[What is required]
Check each line of the data for "vivir" and select those that have it.

▼▼▼

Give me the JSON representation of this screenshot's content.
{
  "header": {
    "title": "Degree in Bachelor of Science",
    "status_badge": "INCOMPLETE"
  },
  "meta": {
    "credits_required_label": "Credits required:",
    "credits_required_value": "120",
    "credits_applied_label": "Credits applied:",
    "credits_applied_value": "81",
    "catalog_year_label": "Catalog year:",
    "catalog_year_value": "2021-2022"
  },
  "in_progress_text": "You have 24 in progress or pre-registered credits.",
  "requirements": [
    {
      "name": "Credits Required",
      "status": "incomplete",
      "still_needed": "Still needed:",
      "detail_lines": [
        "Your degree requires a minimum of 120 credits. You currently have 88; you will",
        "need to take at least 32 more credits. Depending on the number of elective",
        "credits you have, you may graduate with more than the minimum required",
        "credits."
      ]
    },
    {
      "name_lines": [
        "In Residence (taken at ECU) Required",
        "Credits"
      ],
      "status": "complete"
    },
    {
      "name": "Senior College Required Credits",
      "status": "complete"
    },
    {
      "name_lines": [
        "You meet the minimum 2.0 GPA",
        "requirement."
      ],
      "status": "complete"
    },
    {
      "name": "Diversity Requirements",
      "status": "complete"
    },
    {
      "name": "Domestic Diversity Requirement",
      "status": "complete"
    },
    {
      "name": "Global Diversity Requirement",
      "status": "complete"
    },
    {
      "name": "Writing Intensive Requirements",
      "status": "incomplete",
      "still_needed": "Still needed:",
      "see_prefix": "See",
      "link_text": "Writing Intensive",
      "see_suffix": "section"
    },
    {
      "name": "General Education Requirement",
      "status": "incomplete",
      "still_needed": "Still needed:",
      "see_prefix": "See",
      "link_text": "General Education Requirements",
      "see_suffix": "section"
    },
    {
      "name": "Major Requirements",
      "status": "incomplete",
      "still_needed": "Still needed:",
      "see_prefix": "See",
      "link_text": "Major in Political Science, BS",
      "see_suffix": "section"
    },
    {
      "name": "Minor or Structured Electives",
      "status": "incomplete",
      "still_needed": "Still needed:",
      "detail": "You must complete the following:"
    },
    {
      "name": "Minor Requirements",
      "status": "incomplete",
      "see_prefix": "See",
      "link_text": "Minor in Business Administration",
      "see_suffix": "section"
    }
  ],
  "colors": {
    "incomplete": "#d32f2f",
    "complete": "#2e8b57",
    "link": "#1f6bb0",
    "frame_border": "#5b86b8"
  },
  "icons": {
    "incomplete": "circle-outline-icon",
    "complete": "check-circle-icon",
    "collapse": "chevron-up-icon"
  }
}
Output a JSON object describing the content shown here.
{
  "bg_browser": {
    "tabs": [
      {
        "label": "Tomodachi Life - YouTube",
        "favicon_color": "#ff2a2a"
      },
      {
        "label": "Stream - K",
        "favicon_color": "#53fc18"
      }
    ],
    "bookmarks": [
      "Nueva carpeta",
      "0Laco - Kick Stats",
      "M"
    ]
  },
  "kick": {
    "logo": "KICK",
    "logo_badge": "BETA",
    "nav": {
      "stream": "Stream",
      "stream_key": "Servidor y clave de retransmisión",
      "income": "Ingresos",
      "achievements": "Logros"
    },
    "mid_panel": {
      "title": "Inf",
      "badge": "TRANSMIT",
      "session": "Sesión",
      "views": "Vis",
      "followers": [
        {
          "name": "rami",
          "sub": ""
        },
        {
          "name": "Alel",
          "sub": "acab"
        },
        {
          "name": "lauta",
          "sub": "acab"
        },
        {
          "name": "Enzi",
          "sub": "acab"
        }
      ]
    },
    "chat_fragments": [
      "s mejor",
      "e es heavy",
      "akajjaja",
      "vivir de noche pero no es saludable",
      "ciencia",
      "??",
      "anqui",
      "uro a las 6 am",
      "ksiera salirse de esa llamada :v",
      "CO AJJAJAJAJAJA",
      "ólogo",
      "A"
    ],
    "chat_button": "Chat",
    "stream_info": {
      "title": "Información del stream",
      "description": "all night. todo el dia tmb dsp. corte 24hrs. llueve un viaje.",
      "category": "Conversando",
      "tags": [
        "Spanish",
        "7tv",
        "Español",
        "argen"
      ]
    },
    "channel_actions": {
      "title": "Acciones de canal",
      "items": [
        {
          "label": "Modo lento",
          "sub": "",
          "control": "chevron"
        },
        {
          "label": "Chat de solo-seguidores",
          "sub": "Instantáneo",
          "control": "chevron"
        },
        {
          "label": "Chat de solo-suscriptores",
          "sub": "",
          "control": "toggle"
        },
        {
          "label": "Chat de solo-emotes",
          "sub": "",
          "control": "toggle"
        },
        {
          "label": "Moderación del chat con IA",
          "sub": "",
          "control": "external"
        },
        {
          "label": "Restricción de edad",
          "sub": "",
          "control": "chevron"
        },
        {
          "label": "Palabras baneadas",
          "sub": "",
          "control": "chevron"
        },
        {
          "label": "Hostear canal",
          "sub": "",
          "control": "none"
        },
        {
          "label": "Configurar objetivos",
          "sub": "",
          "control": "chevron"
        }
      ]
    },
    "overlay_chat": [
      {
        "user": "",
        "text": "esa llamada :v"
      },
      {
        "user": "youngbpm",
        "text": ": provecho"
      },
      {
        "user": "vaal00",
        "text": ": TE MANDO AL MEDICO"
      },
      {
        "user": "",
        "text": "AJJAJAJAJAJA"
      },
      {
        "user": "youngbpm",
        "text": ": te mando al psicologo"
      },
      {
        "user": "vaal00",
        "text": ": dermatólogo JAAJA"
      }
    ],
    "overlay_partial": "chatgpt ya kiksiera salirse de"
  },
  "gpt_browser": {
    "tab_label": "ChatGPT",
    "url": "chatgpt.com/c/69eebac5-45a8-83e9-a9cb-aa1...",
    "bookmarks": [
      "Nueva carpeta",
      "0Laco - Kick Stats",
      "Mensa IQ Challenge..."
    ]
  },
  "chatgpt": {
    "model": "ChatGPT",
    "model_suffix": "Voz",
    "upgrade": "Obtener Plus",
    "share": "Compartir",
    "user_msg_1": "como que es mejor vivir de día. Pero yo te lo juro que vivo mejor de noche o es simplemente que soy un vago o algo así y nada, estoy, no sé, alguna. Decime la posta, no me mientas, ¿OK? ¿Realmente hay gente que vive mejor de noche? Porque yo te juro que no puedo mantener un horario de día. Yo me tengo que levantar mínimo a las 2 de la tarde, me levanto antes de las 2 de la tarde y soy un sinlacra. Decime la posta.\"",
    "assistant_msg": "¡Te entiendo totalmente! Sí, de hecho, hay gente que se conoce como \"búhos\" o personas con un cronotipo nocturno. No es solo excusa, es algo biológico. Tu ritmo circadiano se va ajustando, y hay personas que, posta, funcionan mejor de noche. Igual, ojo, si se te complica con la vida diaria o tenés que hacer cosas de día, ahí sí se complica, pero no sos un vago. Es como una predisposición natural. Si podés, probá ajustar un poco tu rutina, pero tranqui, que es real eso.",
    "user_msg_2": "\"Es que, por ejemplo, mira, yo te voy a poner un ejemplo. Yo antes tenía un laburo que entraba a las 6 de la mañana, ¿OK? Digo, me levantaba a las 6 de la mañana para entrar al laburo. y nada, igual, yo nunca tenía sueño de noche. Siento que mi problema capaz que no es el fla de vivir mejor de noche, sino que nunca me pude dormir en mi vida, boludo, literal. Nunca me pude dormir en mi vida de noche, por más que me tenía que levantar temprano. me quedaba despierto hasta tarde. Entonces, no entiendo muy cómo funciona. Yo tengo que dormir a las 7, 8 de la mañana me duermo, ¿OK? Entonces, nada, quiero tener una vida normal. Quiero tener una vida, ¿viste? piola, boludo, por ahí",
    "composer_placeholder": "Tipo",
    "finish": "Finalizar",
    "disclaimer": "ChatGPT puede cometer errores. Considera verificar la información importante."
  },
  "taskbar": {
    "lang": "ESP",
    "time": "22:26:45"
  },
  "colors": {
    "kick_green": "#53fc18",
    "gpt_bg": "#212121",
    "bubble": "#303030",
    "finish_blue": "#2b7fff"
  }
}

▲▲▲

[Exercise output]
      "vivir de noche pero no es saludable",
    "user_msg_1": "como que es mejor vivir de día. Pero yo te lo juro que vivo mejor de noche o es simplemente que soy un vago o algo así y nada, estoy, no sé, alguna. Decime la posta, no me mientas, ¿OK? ¿Realmente hay gente que vive mejor de noche? Porque yo te juro que no puedo mantener un horario de día. Yo me tengo que levantar mínimo a las 2 de la tarde, me levanto antes de las 2 de la tarde y soy un sinlacra. Decime la posta.\"",
    "user_msg_2": "\"Es que, por ejemplo, mira, yo te voy a poner un ejemplo. Yo antes tenía un laburo que entraba a las 6 de la mañana, ¿OK? Digo, me levantaba a las 6 de la mañana para entrar al laburo. y nada, igual, yo nunca tenía sueño de noche. Siento que mi problema capaz que no es el fla de vivir mejor de noche, sino que nunca me pude dormir en mi vida, boludo, literal. Nunca me pude dormir en mi vida de noche, por más que me tenía que levantar temprano. me quedaba despierto hasta tarde. Entonces, no entiendo muy cómo funciona. Yo tengo que dormir a las 7, 8 de la mañana me duermo, ¿OK? Entonces, nada, quiero tener una vida normal. Quiero tener una vida, ¿viste? piola, boludo, por ahí",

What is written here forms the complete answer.